#### SUPPLIED MATERIAL

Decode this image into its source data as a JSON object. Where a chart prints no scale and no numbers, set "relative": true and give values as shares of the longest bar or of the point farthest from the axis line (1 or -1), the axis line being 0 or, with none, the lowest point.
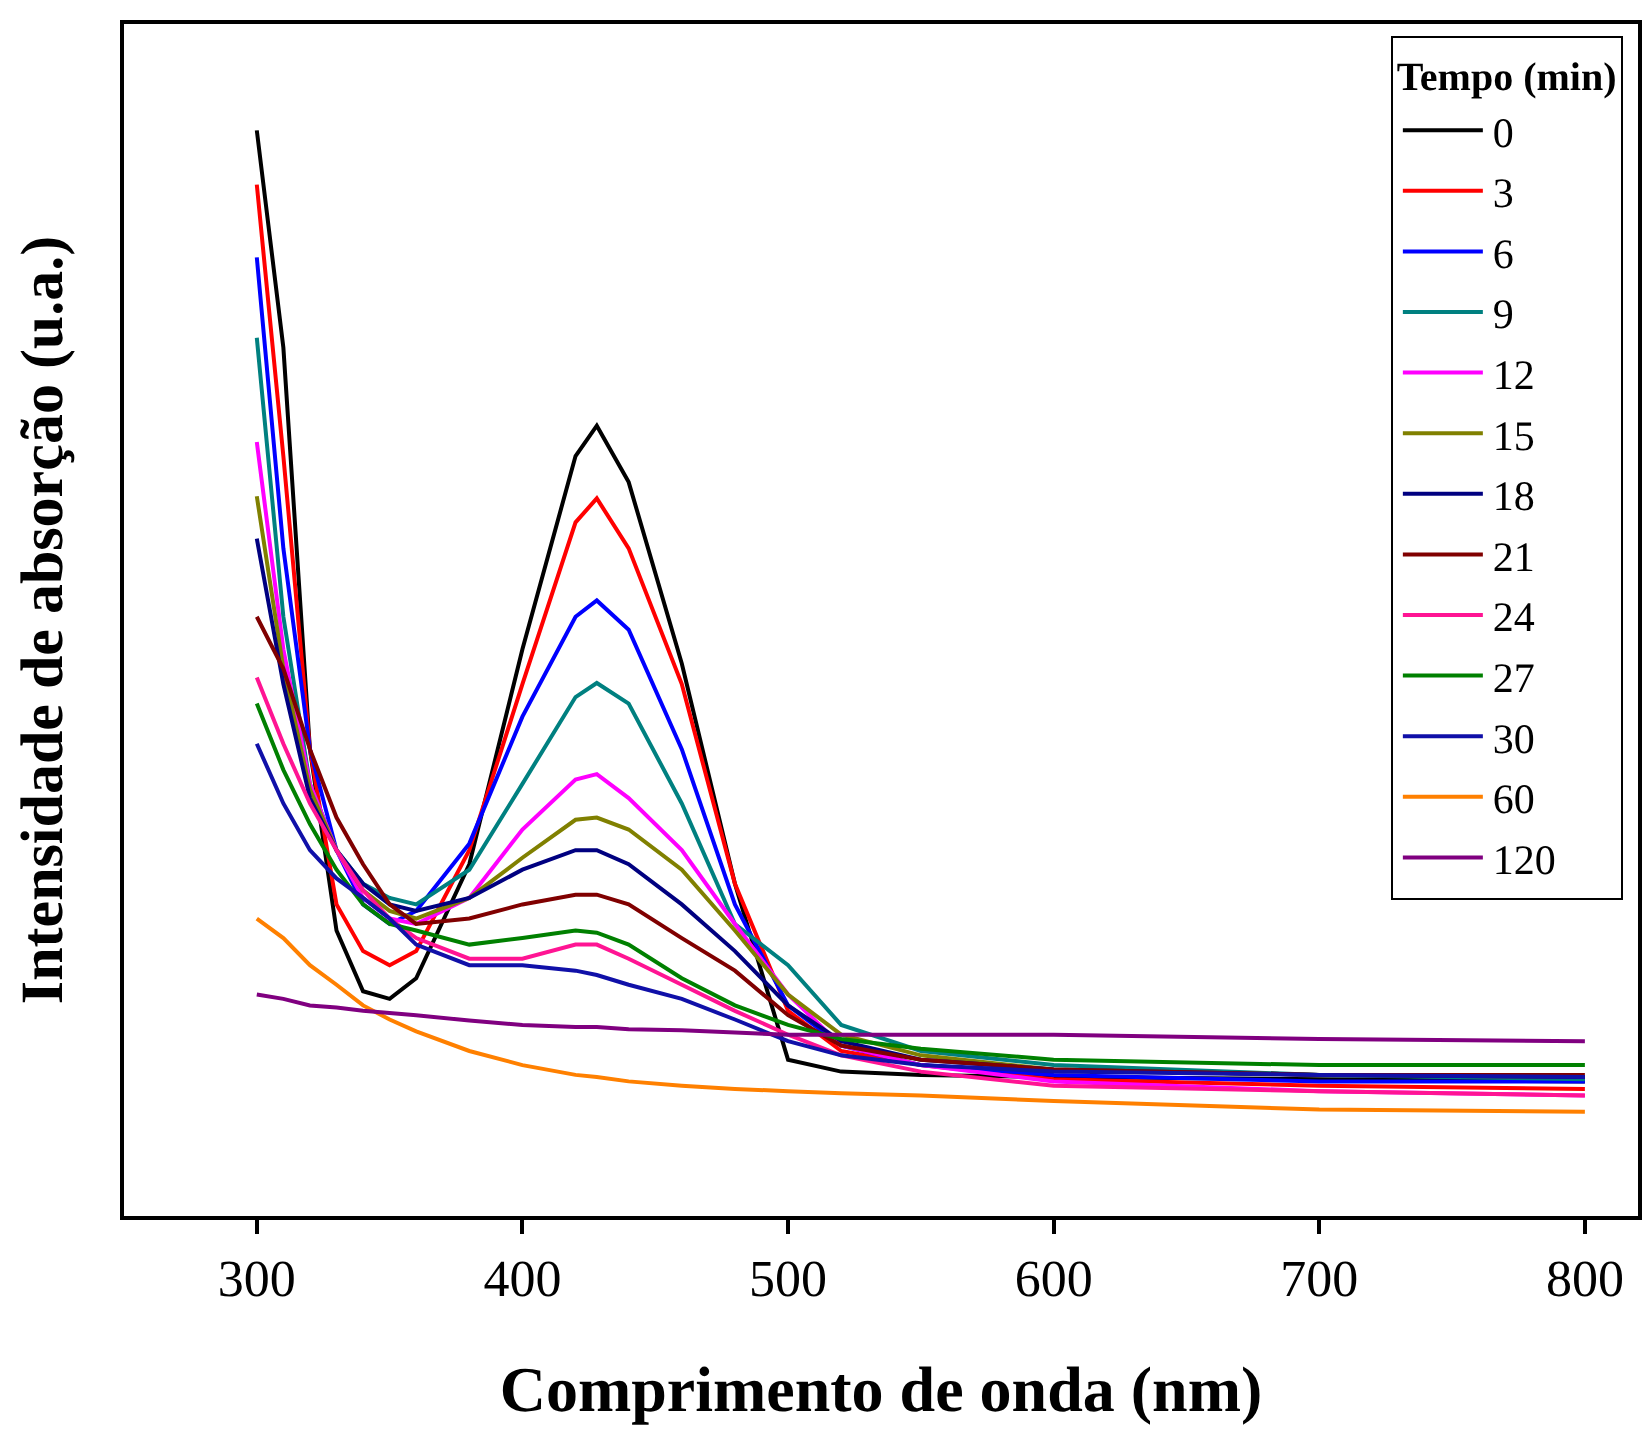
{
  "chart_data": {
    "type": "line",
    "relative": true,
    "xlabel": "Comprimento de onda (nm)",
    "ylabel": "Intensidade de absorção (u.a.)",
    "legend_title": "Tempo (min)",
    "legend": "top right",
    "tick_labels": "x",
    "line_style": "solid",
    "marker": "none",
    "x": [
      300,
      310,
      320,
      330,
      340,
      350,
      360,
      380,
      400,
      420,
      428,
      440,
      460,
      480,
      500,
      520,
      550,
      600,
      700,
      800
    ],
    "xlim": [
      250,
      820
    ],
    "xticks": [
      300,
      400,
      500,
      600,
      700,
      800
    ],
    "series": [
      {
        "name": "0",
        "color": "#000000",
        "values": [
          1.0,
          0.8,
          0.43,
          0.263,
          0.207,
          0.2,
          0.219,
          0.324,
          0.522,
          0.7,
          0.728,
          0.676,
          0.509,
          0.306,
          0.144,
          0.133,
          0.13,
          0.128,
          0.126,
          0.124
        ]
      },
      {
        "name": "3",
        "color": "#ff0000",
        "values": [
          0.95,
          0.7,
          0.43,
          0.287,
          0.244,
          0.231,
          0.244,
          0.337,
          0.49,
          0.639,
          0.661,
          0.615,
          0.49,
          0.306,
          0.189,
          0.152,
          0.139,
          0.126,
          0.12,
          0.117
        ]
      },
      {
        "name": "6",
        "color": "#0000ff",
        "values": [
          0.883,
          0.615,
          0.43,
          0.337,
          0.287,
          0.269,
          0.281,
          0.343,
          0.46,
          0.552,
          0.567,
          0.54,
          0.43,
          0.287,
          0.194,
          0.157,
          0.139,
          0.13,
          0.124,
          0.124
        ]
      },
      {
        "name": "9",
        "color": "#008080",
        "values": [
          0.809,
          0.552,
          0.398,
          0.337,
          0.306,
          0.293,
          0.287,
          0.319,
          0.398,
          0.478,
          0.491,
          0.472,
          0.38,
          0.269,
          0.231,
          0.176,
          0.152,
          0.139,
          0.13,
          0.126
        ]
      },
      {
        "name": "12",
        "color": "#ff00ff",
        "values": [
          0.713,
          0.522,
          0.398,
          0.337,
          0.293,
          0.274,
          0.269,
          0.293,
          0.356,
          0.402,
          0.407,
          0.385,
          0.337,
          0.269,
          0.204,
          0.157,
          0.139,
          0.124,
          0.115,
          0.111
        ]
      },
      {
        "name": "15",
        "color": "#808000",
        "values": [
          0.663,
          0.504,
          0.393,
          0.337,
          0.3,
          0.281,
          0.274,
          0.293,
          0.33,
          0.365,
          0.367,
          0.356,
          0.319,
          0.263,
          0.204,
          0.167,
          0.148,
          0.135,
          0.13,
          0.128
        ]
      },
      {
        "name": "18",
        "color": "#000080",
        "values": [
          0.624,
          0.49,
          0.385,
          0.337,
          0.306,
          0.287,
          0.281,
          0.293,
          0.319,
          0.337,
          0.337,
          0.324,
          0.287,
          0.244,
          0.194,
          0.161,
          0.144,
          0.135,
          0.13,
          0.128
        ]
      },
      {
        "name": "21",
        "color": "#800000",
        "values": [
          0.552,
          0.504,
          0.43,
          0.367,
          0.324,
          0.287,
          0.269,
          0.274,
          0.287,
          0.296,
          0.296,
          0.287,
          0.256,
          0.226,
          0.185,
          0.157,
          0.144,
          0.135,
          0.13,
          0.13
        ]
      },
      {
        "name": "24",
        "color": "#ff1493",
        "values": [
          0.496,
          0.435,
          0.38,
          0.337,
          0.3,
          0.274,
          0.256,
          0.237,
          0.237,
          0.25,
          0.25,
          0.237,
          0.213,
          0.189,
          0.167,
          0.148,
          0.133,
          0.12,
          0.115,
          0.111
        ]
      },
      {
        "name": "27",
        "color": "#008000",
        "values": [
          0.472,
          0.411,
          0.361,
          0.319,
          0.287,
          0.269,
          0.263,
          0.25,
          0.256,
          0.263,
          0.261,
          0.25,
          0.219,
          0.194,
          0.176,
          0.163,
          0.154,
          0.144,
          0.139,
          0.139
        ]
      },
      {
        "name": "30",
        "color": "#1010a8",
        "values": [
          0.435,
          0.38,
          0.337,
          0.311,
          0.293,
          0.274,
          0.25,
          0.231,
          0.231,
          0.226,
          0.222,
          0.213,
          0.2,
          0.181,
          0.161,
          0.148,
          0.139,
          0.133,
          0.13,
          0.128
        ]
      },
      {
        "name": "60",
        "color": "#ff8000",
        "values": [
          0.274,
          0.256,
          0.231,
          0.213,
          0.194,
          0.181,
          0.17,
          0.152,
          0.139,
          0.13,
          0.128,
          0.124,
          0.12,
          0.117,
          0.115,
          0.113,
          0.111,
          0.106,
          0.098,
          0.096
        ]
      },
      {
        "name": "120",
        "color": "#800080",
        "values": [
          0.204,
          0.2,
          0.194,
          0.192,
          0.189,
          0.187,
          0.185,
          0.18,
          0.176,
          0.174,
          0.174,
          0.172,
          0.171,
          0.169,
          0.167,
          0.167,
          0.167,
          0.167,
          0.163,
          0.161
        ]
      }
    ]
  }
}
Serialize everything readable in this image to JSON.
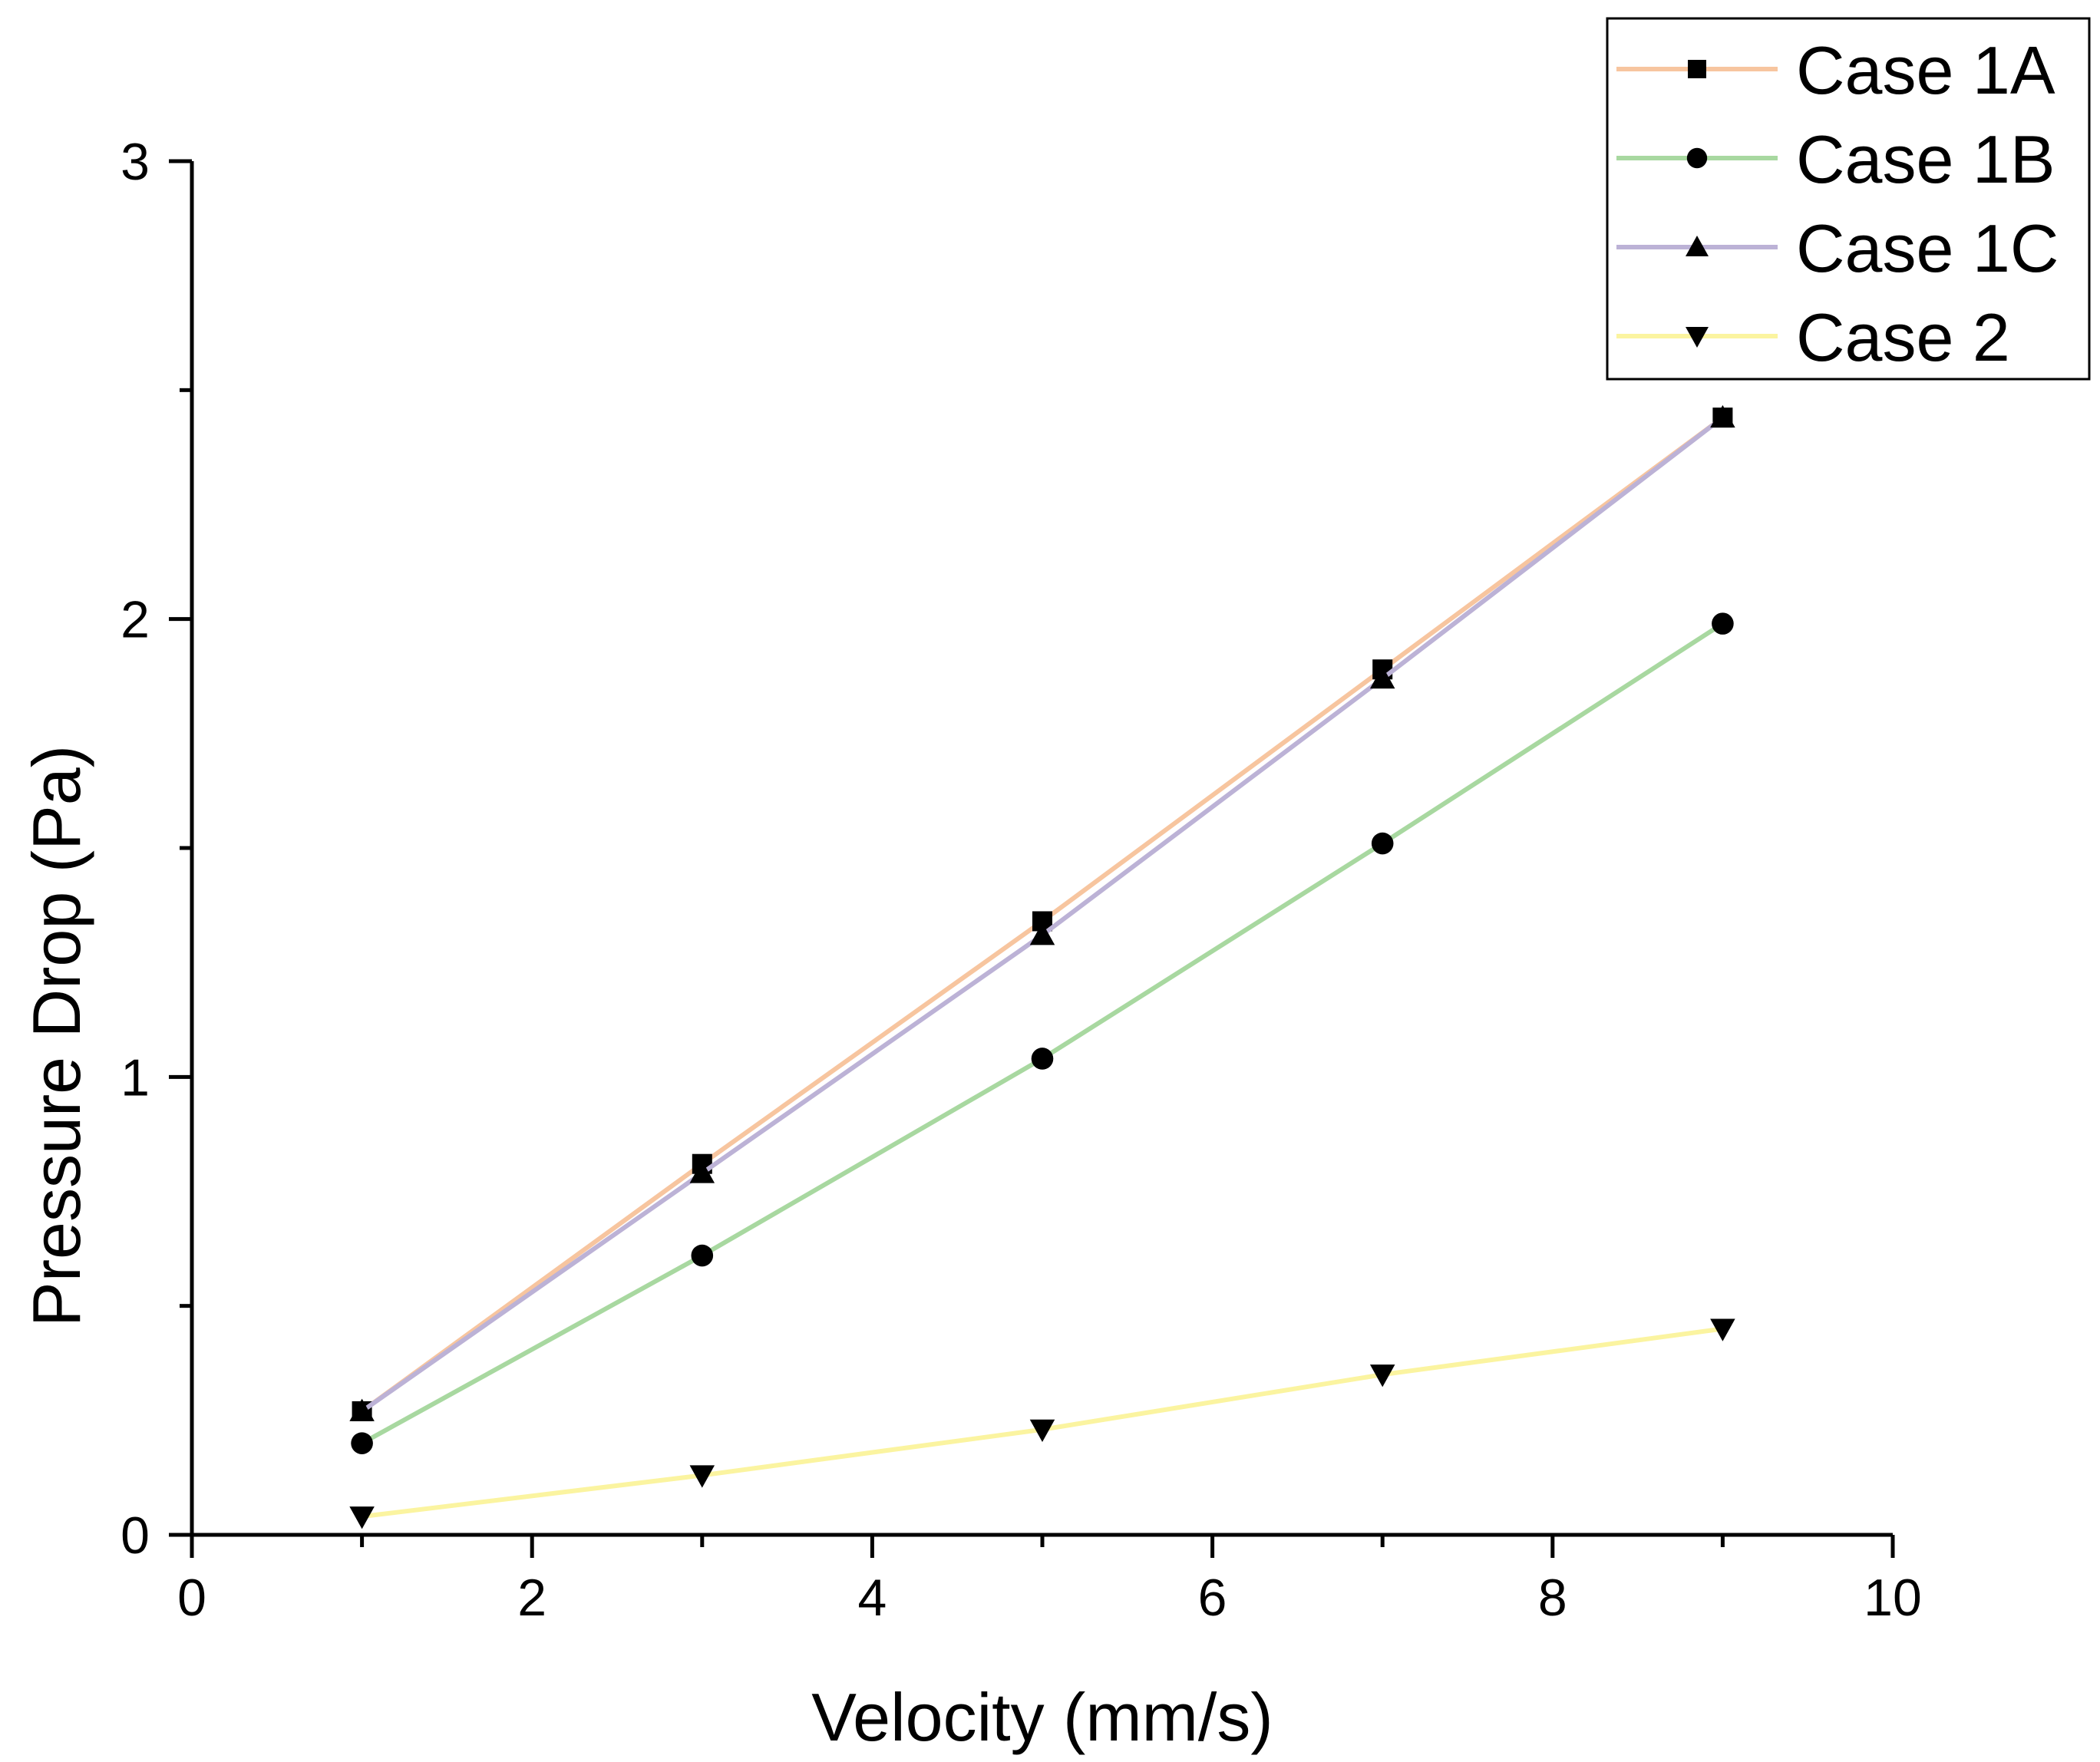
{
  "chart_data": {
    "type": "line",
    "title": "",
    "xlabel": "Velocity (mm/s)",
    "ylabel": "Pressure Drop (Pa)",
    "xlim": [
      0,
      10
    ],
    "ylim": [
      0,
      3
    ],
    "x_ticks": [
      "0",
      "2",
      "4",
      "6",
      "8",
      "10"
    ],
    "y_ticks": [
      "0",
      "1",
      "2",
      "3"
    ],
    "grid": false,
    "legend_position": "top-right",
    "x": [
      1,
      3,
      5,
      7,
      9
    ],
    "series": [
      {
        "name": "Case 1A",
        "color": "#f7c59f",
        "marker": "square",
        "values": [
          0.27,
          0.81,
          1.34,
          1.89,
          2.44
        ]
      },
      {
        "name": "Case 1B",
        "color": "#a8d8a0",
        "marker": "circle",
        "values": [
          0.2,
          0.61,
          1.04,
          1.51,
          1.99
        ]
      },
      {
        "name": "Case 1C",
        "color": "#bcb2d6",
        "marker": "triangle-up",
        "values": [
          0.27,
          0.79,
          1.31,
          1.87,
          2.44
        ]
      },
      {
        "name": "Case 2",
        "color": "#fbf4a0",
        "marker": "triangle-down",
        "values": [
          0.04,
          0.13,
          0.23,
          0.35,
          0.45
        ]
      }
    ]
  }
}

########

DIRECTION> Give only the number of lines in the material above that include the word "right".

OUTPUT FOR THIS EXERCISE> 2